Pull every line containing the word "arbeider" from the records.

╭──

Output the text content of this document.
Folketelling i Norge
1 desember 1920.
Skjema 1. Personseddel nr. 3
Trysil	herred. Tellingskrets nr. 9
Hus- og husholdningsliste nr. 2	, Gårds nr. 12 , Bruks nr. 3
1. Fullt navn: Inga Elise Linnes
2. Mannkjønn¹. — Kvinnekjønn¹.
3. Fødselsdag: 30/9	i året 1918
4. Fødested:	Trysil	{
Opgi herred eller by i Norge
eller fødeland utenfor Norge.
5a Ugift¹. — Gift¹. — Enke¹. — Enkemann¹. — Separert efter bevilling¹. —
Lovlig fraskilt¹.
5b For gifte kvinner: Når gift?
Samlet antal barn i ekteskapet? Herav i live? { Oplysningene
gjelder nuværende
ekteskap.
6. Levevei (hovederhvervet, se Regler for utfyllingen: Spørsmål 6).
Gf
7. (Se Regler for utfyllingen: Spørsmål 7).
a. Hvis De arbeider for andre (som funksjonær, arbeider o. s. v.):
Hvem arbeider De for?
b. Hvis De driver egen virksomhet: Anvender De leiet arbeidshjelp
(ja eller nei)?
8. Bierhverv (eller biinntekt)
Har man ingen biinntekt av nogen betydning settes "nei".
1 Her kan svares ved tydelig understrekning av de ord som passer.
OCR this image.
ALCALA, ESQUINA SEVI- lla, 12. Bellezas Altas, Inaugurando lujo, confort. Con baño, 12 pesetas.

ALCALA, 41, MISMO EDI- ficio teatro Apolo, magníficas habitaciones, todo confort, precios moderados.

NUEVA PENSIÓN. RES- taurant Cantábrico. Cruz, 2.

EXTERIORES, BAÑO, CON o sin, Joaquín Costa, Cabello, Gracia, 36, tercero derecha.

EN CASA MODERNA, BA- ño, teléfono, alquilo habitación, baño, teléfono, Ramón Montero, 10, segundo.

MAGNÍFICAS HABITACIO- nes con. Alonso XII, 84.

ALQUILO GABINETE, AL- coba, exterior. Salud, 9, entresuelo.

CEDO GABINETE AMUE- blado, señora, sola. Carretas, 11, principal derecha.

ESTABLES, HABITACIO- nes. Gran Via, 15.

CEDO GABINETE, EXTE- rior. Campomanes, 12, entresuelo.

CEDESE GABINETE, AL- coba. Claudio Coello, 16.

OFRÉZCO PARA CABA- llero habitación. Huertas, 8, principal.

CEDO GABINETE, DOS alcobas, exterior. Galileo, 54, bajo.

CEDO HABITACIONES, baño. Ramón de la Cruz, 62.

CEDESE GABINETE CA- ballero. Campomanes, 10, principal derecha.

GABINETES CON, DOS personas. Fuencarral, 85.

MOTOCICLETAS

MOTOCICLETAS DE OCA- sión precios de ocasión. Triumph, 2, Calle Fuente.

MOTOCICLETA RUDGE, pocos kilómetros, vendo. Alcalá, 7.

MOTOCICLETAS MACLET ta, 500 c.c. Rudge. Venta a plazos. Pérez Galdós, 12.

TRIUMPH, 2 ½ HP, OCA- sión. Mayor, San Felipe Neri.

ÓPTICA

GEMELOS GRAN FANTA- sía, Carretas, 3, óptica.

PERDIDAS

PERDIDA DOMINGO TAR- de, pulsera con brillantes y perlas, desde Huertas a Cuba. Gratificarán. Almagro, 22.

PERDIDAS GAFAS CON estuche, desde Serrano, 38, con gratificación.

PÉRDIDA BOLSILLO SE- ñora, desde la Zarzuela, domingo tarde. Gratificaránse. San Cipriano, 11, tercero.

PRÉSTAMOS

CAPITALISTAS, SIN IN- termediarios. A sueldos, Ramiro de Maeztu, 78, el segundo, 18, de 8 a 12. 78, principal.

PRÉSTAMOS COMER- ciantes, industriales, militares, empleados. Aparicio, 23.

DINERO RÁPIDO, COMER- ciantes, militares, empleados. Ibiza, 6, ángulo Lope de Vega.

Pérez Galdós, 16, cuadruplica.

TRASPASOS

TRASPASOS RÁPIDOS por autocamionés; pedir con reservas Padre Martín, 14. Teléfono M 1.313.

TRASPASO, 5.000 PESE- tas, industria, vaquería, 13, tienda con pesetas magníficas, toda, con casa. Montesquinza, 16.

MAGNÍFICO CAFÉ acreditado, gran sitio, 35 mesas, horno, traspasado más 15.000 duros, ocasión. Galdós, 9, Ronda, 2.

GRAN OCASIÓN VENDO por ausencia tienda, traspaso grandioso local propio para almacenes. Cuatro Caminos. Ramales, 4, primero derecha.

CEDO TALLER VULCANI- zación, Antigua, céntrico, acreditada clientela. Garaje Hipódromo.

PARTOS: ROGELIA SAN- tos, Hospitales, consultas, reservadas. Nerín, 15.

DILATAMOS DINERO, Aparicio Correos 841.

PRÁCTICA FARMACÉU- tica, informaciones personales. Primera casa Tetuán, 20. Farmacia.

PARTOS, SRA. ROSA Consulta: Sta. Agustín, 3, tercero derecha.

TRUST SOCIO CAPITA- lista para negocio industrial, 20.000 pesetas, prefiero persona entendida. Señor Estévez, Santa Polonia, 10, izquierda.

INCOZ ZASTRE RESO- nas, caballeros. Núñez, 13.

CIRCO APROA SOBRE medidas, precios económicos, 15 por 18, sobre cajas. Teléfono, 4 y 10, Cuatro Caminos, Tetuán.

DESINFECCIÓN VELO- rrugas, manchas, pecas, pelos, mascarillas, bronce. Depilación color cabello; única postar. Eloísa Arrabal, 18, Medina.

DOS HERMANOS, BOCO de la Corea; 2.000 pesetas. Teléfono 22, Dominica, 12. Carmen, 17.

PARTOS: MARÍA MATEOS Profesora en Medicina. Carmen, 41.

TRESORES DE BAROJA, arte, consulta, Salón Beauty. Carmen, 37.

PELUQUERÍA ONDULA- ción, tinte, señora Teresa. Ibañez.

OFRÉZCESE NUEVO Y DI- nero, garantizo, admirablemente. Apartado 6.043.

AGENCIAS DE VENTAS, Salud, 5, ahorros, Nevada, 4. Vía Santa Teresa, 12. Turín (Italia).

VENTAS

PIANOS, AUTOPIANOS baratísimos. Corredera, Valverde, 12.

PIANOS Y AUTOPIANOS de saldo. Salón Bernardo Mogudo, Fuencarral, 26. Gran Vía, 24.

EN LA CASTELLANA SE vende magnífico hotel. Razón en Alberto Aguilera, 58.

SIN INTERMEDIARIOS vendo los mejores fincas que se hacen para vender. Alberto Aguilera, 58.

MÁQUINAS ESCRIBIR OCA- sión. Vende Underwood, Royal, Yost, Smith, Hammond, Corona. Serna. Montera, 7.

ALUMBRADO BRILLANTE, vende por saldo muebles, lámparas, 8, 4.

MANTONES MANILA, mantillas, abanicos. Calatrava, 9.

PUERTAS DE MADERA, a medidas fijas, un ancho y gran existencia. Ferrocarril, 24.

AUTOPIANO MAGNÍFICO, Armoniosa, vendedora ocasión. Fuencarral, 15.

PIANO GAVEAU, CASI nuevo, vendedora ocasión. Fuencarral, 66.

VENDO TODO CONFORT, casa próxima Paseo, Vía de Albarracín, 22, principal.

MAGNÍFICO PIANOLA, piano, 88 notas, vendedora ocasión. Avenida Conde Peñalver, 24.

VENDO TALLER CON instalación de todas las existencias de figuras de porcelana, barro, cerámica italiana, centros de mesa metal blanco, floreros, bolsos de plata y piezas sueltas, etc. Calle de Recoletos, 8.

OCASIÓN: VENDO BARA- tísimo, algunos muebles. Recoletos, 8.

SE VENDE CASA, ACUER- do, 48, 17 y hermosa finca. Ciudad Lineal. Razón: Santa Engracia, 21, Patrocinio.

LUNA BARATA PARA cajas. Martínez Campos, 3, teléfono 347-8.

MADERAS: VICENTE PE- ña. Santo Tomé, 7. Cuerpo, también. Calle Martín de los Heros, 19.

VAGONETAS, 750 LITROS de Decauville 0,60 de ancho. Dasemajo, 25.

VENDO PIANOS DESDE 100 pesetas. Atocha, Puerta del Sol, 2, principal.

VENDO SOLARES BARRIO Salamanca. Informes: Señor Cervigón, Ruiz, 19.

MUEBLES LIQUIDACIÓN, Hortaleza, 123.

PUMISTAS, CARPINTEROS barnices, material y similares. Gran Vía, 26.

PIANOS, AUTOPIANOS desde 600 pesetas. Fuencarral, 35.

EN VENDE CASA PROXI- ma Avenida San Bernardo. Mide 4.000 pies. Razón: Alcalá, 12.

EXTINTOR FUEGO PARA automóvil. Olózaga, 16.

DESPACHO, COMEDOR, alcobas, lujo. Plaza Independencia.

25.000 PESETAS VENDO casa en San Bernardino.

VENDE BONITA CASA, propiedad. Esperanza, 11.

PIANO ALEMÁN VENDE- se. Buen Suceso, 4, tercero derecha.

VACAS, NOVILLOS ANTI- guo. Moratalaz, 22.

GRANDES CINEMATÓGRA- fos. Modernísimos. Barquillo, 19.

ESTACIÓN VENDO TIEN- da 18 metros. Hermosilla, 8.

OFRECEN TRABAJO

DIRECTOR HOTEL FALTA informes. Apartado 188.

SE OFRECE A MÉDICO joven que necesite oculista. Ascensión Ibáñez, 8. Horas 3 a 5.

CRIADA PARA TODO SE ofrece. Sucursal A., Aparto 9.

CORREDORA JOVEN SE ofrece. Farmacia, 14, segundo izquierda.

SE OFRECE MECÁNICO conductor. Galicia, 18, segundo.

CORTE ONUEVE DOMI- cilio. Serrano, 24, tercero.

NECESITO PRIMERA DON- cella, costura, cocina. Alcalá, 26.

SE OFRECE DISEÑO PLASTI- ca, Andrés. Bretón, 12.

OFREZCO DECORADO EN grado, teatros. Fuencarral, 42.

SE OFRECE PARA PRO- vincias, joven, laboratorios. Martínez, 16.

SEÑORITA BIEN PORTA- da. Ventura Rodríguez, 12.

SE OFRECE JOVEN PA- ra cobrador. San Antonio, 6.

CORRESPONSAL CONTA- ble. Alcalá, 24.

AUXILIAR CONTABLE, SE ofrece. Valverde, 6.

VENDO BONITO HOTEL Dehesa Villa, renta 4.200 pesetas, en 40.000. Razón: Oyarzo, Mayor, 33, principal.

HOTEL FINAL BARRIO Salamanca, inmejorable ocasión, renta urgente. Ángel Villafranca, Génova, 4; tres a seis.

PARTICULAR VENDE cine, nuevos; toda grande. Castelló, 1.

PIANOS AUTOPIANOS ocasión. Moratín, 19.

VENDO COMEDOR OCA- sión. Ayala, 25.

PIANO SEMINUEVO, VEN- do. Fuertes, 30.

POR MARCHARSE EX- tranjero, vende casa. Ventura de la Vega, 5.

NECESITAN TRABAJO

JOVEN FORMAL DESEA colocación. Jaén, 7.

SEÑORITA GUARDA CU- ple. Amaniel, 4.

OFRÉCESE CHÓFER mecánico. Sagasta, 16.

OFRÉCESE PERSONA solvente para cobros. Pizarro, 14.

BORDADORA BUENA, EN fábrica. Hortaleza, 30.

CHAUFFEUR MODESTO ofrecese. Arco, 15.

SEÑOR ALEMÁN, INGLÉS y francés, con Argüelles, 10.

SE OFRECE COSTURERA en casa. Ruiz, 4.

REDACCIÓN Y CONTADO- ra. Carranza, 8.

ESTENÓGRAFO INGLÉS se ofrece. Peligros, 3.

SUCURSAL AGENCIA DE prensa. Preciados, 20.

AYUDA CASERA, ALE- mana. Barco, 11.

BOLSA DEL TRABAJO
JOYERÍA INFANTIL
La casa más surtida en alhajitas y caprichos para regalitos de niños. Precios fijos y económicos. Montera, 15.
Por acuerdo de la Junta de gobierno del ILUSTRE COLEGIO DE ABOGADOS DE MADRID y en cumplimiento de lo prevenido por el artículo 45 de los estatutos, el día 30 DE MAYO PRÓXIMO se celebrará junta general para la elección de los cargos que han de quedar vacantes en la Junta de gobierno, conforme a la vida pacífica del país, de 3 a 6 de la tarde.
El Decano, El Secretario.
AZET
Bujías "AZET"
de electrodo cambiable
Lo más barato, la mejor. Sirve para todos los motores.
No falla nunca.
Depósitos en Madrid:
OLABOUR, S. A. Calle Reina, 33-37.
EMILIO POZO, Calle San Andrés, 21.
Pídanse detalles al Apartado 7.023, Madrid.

╰──

#### Answer to the problem
a. Hvis De arbeider for andre (som funksjonær, arbeider o. s. v.):
Hvem arbeider De for?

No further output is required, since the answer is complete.